Data records
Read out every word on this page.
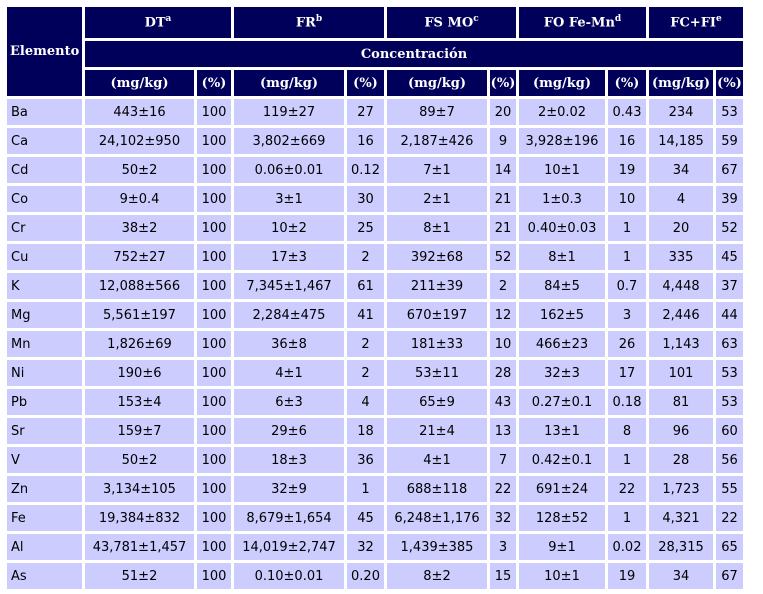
Elemento	$DT^a$		$FR^b$		FS $MO^c$		FO Fe-Mn$^d$		$FC+FI^e$
	Concentración									
	(mg/kg)	(%)	(mg/kg)	(%)	(mg/kg)	(%)	(mg/kg)	(%)	(mg/kg)	(%)
Ba	443±16	100	119±27	27	89±7	20	2±0.02	0.43	234	53
Ca	24,102±950	100	3,802±669	16	2,187±426	9	3,928±196	16	14,185	59
Cd	50±2	100	0.06±0.01	0.12	7±1	14	10±1	19	34	67
Co	9±0.4	100	3±1	30	2±1	21	1±0.3	10	4	39
Cr	38±2	100	10±2	25	8±1	21	0.40±0.03	1	20	52
Cu	752±27	100	17±3	2	392±68	52	8±1	1	335	45
K	12,088±566	100	7,345±1,467	61	211±39	2	84±5	0.7	4,448	37
Mg	5,561±197	100	2,284±475	41	670±197	12	162±5	3	2,446	44
Mn	1,826±69	100	36±8	2	181±33	10	466±23	26	1,143	63
Ni	190±6	100	4±1	2	53±11	28	32±3	17	101	53
Pb	153±4	100	6±3	4	65±9	43	0.27±0.1	0.18	81	53
Sr	159±7	100	29±6	18	21±4	13	13±1	8	96	60
V	50±2	100	18±3	36	4±1	7	0.42±0.1	1	28	56
Zn	3,134±105	100	32±9	1	688±118	22	691±24	22	1,723	55
Fe	19,384±832	100	8,679±1,654	45	6,248±1,176	32	128±52	1	4,321	22
Al	43,781±1,457	100	14,019±2,747	32	1,439±385	3	9±1	0.02	28,315	65
As	51±2	100	0.10±0.01	0.20	8±2	15	10±1	19	34	67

Requirement :: Without the pictures, return the entries exactly as they appear.

Solution ::
Read out every word on this page.
Elemento	$DT^a$		$FR^b$		FS $MO^c$		FO Fe-Mn$^d$		$FC+FI^e$
	Concentración									
	(mg/kg)	(%)	(mg/kg)	(%)	(mg/kg)	(%)	(mg/kg)	(%)	(mg/kg)	(%)
Ba	443±16	100	119±27	27	89±7	20	2±0.02	0.43	234	53
Ca	24,102±950	100	3,802±669	16	2,187±426	9	3,928±196	16	14,185	59
Cd	50±2	100	0.06±0.01	0.12	7±1	14	10±1	19	34	67
Co	9±0.4	100	3±1	30	2±1	21	1±0.3	10	4	39
Cr	38±2	100	10±2	25	8±1	21	0.40±0.03	1	20	52
Cu	752±27	100	17±3	2	392±68	52	8±1	1	335	45
K	12,088±566	100	7,345±1,467	61	211±39	2	84±5	0.7	4,448	37
Mg	5,561±197	100	2,284±475	41	670±197	12	162±5	3	2,446	44
Mn	1,826±69	100	36±8	2	181±33	10	466±23	26	1,143	63
Ni	190±6	100	4±1	2	53±11	28	32±3	17	101	53
Pb	153±4	100	6±3	4	65±9	43	0.27±0.1	0.18	81	53
Sr	159±7	100	29±6	18	21±4	13	13±1	8	96	60
V	50±2	100	18±3	36	4±1	7	0.42±0.1	1	28	56
Zn	3,134±105	100	32±9	1	688±118	22	691±24	22	1,723	55
Fe	19,384±832	100	8,679±1,654	45	6,248±1,176	32	128±52	1	4,321	22
Al	43,781±1,457	100	14,019±2,747	32	1,439±385	3	9±1	0.02	28,315	65
As	51±2	100	0.10±0.01	0.20	8±2	15	10±1	19	34	67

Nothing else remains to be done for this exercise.